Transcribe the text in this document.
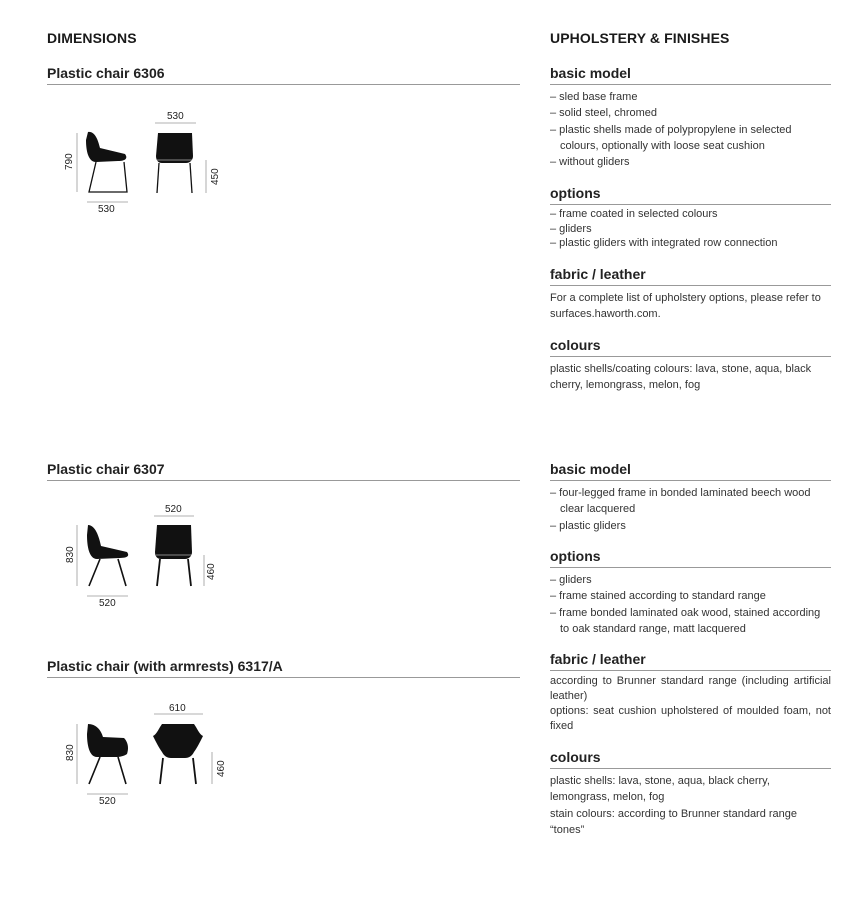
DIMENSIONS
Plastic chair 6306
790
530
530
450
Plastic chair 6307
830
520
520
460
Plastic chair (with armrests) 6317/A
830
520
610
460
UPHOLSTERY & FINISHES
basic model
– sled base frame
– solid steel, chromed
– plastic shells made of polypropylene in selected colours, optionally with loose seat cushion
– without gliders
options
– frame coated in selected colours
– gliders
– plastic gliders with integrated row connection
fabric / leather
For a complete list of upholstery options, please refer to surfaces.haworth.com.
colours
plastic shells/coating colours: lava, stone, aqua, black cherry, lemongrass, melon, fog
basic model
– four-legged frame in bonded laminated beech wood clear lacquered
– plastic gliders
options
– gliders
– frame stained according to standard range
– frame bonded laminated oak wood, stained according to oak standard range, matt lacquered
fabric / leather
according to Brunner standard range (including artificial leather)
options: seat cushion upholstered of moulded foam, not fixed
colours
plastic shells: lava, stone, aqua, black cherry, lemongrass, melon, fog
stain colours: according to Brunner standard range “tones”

□ □ □ □ □ □ □

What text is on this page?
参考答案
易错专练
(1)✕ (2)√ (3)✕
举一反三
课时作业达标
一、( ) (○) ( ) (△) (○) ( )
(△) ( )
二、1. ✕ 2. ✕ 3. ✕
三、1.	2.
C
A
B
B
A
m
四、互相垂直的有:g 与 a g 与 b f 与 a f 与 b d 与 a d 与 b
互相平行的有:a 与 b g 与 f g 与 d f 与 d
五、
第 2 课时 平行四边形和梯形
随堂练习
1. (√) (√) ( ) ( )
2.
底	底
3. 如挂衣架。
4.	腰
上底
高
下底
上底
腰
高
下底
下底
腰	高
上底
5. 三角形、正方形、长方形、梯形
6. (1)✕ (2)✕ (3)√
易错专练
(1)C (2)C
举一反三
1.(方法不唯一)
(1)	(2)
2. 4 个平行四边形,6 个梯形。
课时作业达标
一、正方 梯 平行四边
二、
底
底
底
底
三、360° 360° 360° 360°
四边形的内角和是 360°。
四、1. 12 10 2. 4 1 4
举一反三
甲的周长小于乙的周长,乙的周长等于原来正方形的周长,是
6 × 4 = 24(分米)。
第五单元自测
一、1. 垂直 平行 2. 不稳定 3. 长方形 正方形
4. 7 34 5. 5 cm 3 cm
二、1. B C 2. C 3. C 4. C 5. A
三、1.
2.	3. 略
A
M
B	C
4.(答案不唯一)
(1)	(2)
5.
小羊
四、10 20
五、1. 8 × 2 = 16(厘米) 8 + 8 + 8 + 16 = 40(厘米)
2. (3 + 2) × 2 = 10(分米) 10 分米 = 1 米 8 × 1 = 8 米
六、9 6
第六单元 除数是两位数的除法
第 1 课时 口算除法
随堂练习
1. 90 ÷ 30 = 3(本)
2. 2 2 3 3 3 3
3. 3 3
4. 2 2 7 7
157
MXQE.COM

□ □ □ □ □ □ □

Short problem: Output nothing but the number of lines in the data containing the string "bonded".

Response to this task: 2